Work to be completed:
Look over the lines below. Report each one that includes the string "systems".

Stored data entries

--*--

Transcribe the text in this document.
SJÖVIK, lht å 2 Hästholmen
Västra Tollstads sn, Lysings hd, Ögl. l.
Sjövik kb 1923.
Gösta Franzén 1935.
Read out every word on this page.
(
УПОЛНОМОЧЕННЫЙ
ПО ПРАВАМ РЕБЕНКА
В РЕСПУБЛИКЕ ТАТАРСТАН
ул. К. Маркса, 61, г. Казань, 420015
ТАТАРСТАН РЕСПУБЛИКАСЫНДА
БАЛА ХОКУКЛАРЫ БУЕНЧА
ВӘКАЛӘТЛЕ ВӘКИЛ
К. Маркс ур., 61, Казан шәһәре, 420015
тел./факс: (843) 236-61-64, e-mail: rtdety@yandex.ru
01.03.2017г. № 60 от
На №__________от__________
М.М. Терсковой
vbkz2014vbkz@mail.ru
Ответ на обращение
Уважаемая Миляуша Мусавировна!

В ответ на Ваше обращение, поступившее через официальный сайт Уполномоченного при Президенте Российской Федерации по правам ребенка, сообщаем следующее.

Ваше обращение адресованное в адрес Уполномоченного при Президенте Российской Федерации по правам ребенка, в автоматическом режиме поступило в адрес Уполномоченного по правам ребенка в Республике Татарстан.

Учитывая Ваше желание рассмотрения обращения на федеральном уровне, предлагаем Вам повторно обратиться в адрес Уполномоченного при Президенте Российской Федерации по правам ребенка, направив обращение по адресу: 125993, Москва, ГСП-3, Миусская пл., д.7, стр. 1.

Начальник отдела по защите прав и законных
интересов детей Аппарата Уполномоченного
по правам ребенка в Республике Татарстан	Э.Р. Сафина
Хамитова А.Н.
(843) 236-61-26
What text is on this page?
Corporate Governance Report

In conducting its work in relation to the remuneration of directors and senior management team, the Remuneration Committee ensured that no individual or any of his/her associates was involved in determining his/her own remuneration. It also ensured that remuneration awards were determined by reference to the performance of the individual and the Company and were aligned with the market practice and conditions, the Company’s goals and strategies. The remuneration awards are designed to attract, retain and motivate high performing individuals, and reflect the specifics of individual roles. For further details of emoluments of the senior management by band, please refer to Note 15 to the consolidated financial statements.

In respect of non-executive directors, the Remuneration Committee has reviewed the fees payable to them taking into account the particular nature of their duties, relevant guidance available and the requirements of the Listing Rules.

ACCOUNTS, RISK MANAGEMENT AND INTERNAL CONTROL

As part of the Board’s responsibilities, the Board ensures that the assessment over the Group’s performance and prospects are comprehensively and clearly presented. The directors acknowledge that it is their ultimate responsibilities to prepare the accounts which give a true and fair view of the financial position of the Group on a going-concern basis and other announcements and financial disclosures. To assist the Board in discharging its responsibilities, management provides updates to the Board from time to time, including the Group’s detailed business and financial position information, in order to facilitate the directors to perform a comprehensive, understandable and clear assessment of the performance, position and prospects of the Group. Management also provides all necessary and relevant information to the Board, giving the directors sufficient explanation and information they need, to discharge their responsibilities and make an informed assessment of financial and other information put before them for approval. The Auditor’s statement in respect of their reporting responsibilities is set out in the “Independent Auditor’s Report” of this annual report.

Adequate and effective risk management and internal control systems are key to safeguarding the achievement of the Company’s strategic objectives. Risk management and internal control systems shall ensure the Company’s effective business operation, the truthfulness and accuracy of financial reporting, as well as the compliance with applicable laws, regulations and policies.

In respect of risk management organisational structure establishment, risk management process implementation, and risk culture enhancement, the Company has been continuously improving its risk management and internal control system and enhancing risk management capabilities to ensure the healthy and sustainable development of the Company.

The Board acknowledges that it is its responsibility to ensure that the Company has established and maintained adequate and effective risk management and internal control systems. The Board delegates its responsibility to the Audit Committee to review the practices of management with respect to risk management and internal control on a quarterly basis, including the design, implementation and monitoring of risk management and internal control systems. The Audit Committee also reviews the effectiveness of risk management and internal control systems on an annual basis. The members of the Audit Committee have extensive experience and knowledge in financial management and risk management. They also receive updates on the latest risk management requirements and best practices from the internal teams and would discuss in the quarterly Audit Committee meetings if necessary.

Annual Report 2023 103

--*--

Written response:
Adequate and effective risk management and internal control systems are key to safeguarding the achievement of the Company’s strategic objectives. Risk management and internal control systems shall ensure the Company’s effective business operation, the truthfulness and accuracy of financial reporting, as well as the compliance with applicable laws, regulations and policies.
The Board acknowledges that it is its responsibility to ensure that the Company has established and maintained adequate and effective risk management and internal control systems. The Board delegates its responsibility to the Audit Committee to review the practices of management with respect to risk management and internal control on a quarterly basis, including the design, implementation and monitoring of risk management and internal control systems. The Audit Committee also reviews the effectiveness of risk management and internal control systems on an annual basis. The members of the Audit Committee have extensive experience and knowledge in financial management and risk management. They also receive updates on the latest risk management requirements and best practices from the internal teams and would discuss in the quarterly Audit Committee meetings if necessary.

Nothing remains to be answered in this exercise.